* What is expected
Arrange every line of the records below as a single numbered list, omitting the blank lines.

* Records provided
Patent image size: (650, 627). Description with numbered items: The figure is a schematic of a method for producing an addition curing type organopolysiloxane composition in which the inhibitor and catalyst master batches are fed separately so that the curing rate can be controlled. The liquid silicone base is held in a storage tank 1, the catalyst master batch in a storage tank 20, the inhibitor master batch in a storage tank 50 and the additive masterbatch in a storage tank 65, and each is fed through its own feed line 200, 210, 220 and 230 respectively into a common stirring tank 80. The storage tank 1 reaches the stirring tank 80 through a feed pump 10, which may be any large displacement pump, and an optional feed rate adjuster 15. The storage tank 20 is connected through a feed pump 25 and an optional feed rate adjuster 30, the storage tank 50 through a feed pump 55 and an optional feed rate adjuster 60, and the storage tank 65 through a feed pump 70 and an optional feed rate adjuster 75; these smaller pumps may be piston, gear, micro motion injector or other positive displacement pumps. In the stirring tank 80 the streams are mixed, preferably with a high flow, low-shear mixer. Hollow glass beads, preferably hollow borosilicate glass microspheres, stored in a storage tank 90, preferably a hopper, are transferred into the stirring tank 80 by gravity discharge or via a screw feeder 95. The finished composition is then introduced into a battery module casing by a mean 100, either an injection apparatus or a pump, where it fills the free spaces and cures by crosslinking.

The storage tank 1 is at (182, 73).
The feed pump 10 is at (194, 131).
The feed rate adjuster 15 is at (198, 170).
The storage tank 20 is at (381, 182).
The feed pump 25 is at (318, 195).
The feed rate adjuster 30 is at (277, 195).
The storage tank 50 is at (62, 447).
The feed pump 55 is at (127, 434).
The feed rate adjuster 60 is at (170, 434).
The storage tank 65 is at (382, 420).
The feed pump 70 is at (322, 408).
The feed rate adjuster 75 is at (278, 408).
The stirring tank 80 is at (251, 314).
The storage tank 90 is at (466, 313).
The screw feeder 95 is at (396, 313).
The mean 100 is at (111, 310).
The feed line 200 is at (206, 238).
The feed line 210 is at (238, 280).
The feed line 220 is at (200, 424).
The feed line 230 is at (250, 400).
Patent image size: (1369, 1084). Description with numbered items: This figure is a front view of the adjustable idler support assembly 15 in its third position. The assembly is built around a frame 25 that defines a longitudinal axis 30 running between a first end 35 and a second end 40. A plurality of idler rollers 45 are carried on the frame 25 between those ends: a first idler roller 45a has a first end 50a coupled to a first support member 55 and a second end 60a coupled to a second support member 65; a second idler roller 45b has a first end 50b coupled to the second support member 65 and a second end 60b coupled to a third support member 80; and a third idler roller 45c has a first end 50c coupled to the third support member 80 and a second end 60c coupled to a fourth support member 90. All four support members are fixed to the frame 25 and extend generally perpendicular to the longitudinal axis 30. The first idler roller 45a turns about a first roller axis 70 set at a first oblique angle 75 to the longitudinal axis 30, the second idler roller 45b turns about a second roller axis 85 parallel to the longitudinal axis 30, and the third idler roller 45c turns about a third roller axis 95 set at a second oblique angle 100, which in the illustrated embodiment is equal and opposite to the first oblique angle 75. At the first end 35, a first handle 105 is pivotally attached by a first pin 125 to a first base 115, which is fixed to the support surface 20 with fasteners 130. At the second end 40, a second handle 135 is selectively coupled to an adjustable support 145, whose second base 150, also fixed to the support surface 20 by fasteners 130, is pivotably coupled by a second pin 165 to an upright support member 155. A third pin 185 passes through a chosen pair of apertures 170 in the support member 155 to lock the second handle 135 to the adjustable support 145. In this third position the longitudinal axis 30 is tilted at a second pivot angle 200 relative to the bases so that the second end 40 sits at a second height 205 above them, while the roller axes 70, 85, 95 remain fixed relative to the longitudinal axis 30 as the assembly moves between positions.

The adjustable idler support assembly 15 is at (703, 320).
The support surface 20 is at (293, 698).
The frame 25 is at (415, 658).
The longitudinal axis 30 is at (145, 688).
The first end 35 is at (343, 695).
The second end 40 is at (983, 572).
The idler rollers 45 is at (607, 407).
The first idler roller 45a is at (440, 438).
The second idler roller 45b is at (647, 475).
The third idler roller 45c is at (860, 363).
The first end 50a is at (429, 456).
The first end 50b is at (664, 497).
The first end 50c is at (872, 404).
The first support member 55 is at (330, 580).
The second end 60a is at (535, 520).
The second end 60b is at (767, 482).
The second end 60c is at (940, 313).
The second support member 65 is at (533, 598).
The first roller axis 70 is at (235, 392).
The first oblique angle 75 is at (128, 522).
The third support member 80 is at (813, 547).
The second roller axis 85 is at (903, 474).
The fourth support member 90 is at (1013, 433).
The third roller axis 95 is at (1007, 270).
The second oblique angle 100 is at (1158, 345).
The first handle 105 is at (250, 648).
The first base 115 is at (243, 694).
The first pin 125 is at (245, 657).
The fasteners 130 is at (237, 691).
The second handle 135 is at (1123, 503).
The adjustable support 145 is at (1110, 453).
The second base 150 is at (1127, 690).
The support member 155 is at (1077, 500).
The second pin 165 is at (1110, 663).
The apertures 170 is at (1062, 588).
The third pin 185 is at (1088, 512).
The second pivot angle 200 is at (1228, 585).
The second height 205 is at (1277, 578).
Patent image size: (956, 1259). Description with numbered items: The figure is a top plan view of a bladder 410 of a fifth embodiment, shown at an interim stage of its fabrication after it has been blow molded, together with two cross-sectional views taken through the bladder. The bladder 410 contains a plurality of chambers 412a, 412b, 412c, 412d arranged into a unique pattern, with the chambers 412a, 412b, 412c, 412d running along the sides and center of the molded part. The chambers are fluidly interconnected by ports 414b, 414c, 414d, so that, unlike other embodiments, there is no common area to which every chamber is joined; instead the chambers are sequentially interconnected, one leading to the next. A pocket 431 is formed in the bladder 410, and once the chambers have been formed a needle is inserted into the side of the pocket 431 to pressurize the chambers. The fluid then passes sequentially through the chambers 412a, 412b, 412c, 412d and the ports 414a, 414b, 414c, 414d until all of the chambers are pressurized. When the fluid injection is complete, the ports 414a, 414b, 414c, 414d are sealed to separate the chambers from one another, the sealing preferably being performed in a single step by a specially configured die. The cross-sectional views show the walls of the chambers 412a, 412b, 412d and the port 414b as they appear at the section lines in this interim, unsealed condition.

* Written answer
1. Patent image size: (650, 627). Description with numbered items: The figure is a schematic of a method for producing an addition curing type organopolysiloxane composition in which the inhibitor and catalyst master batches are fed separately so that the curing rate can be controlled. The liquid silicone base is held in a storage tank 1, the catalyst master batch in a storage tank 20, the inhibitor master batch in a storage tank 50 and the additive masterbatch in a storage tank 65, and each is fed through its own feed line 200, 210, 220 and 230 respectively into a common stirring tank 80. The storage tank 1 reaches the stirring tank 80 through a feed pump 10, which may be any large displacement pump, and an optional feed rate adjuster 15. The storage tank 20 is connected through a feed pump 25 and an optional feed rate adjuster 30, the storage tank 50 through a feed pump 55 and an optional feed rate adjuster 60, and the storage tank 65 through a feed pump 70 and an optional feed rate adjuster 75; these smaller pumps may be piston, gear, micro motion injector or other positive displacement pumps. In the stirring tank 80 the streams are mixed, preferably with a high flow, low-shear mixer. Hollow glass beads, preferably hollow borosilicate glass microspheres, stored in a storage tank 90, preferably a hopper, are transferred into the stirring tank 80 by gravity discharge or via a screw feeder 95. The finished composition is then introduced into a battery module casing by a mean 100, either an injection apparatus or a pump, where it fills the free spaces and cures by crosslinking.
2. The storage tank 1 is at (182, 73).
3. The feed pump 10 is at (194, 131).
4. The feed rate adjuster 15 is at (198, 170).
5. The storage tank 20 is at (381, 182).
6. The feed pump 25 is at (318, 195).
7. The feed rate adjuster 30 is at (277, 195).
8. The storage tank 50 is at (62, 447).
9. The feed pump 55 is at (127, 434).
10. The feed rate adjuster 60 is at (170, 434).
11. The storage tank 65 is at (382, 420).
12. The feed pump 70 is at (322, 408).
13. The feed rate adjuster 75 is at (278, 408).
14. The stirring tank 80 is at (251, 314).
15. The storage tank 90 is at (466, 313).
16. The screw feeder 95 is at (396, 313).
17. The mean 100 is at (111, 310).
18. The feed line 200 is at (206, 238).
19. The feed line 210 is at (238, 280).
20. The feed line 220 is at (200, 424).
21. The feed line 230 is at (250, 400).
22. Patent image size: (1369, 1084). Description with numbered items: This figure is a front view of the adjustable idler support assembly 15 in its third position. The assembly is built around a frame 25 that defines a longitudinal axis 30 running between a first end 35 and a second end 40. A plurality of idler rollers 45 are carried on the frame 25 between those ends: a first idler roller 45a has a first end 50a coupled to a first support member 55 and a second end 60a coupled to a second support member 65; a second idler roller 45b has a first end 50b coupled to the second support member 65 and a second end 60b coupled to a third support member 80; and a third idler roller 45c has a first end 50c coupled to the third support member 80 and a second end 60c coupled to a fourth support member 90. All four support members are fixed to the frame 25 and extend generally perpendicular to the longitudinal axis 30. The first idler roller 45a turns about a first roller axis 70 set at a first oblique angle 75 to the longitudinal axis 30, the second idler roller 45b turns about a second roller axis 85 parallel to the longitudinal axis 30, and the third idler roller 45c turns about a third roller axis 95 set at a second oblique angle 100, which in the illustrated embodiment is equal and opposite to the first oblique angle 75. At the first end 35, a first handle 105 is pivotally attached by a first pin 125 to a first base 115, which is fixed to the support surface 20 with fasteners 130. At the second end 40, a second handle 135 is selectively coupled to an adjustable support 145, whose second base 150, also fixed to the support surface 20 by fasteners 130, is pivotably coupled by a second pin 165 to an upright support member 155. A third pin 185 passes through a chosen pair of apertures 170 in the support member 155 to lock the second handle 135 to the adjustable support 145. In this third position the longitudinal axis 30 is tilted at a second pivot angle 200 relative to the bases so that the second end 40 sits at a second height 205 above them, while the roller axes 70, 85, 95 remain fixed relative to the longitudinal axis 30 as the assembly moves between positions.
23. The adjustable idler support assembly 15 is at (703, 320).
24. The support surface 20 is at (293, 698).
25. The frame 25 is at (415, 658).
26. The longitudinal axis 30 is at (145, 688).
27. The first end 35 is at (343, 695).
28. The second end 40 is at (983, 572).
29. The idler rollers 45 is at (607, 407).
30. The first idler roller 45a is at (440, 438).
31. The second idler roller 45b is at (647, 475).
32. The third idler roller 45c is at (860, 363).
33. The first end 50a is at (429, 456).
34. The first end 50b is at (664, 497).
35. The first end 50c is at (872, 404).
36. The first support member 55 is at (330, 580).
37. The second end 60a is at (535, 520).
38. The second end 60b is at (767, 482).
39. The second end 60c is at (940, 313).
40. The second support member 65 is at (533, 598).
41. The first roller axis 70 is at (235, 392).
42. The first oblique angle 75 is at (128, 522).
43. The third support member 80 is at (813, 547).
44. The second roller axis 85 is at (903, 474).
45. The fourth support member 90 is at (1013, 433).
46. The third roller axis 95 is at (1007, 270).
47. The second oblique angle 100 is at (1158, 345).
48. The first handle 105 is at (250, 648).
49. The first base 115 is at (243, 694).
50. The first pin 125 is at (245, 657).
51. The fasteners 130 is at (237, 691).
52. The second handle 135 is at (1123, 503).
53. The adjustable support 145 is at (1110, 453).
54. The second base 150 is at (1127, 690).
55. The support member 155 is at (1077, 500).
56. The second pin 165 is at (1110, 663).
57. The apertures 170 is at (1062, 588).
58. The third pin 185 is at (1088, 512).
59. The second pivot angle 200 is at (1228, 585).
60. The second height 205 is at (1277, 578).
61. Patent image size: (956, 1259). Description with numbered items: The figure is a top plan view of a bladder 410 of a fifth embodiment, shown at an interim stage of its fabrication after it has been blow molded, together with two cross-sectional views taken through the bladder. The bladder 410 contains a plurality of chambers 412a, 412b, 412c, 412d arranged into a unique pattern, with the chambers 412a, 412b, 412c, 412d running along the sides and center of the molded part. The chambers are fluidly interconnected by ports 414b, 414c, 414d, so that, unlike other embodiments, there is no common area to which every chamber is joined; instead the chambers are sequentially interconnected, one leading to the next. A pocket 431 is formed in the bladder 410, and once the chambers have been formed a needle is inserted into the side of the pocket 431 to pressurize the chambers. The fluid then passes sequentially through the chambers 412a, 412b, 412c, 412d and the ports 414a, 414b, 414c, 414d until all of the chambers are pressurized. When the fluid injection is complete, the ports 414a, 414b, 414c, 414d are sealed to separate the chambers from one another, the sealing preferably being performed in a single step by a specially configured die. The cross-sectional views show the walls of the chambers 412a, 412b, 412d and the port 414b as they appear at the section lines in this interim, unsealed condition.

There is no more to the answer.